___ INPUT RECORDS ___

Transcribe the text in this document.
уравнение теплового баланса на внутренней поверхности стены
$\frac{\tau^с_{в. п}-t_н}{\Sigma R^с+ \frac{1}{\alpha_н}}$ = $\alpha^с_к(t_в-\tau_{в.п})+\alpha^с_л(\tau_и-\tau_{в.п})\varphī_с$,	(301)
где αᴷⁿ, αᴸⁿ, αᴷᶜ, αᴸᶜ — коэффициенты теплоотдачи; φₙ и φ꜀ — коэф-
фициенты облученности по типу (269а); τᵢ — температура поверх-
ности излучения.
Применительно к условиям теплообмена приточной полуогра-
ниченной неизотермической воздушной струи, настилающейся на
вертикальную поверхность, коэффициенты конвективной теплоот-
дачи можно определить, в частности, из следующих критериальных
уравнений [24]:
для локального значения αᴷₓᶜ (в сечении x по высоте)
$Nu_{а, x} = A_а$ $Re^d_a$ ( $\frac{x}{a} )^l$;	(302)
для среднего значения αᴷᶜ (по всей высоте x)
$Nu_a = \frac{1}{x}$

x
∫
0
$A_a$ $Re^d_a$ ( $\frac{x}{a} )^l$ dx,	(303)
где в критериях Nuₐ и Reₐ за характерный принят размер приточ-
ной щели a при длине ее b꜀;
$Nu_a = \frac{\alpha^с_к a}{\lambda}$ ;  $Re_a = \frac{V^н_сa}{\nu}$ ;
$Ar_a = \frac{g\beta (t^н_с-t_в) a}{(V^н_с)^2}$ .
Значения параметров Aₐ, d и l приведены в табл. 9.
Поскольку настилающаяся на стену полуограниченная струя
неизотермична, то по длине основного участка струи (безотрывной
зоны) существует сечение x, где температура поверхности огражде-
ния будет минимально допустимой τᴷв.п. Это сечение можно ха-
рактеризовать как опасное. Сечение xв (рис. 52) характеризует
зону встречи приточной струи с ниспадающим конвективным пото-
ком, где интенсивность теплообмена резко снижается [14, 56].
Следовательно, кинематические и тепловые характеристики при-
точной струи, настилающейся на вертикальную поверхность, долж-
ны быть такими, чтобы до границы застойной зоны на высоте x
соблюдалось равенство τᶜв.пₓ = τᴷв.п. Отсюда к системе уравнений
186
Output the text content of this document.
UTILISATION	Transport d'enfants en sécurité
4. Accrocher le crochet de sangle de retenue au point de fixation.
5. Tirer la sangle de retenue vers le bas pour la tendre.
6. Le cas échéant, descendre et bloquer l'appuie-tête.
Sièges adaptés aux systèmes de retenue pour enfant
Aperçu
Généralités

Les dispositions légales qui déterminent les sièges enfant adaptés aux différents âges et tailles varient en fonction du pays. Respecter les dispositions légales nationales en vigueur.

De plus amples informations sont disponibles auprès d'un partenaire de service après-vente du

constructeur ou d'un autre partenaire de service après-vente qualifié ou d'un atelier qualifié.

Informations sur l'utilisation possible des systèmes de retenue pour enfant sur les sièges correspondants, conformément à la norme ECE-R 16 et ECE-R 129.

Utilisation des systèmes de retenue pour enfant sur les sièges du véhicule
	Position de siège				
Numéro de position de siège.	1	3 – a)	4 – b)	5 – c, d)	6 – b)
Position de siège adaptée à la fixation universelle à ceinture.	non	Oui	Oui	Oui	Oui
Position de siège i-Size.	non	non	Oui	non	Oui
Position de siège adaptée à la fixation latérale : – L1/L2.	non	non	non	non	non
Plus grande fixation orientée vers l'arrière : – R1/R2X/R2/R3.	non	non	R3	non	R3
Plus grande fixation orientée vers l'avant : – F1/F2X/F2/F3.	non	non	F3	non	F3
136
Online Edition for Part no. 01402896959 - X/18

___

[INSTRUCTIONS FOR THE TASK]: Filter the records above and return every line that holds the word "высоте".

[ANSWER IN FULL]:
для локального значения αᴷₓᶜ (в сечении x по высоте)
для среднего значения αᴷᶜ (по всей высоте x)
ны быть такими, чтобы до границы застойной зоны на высоте x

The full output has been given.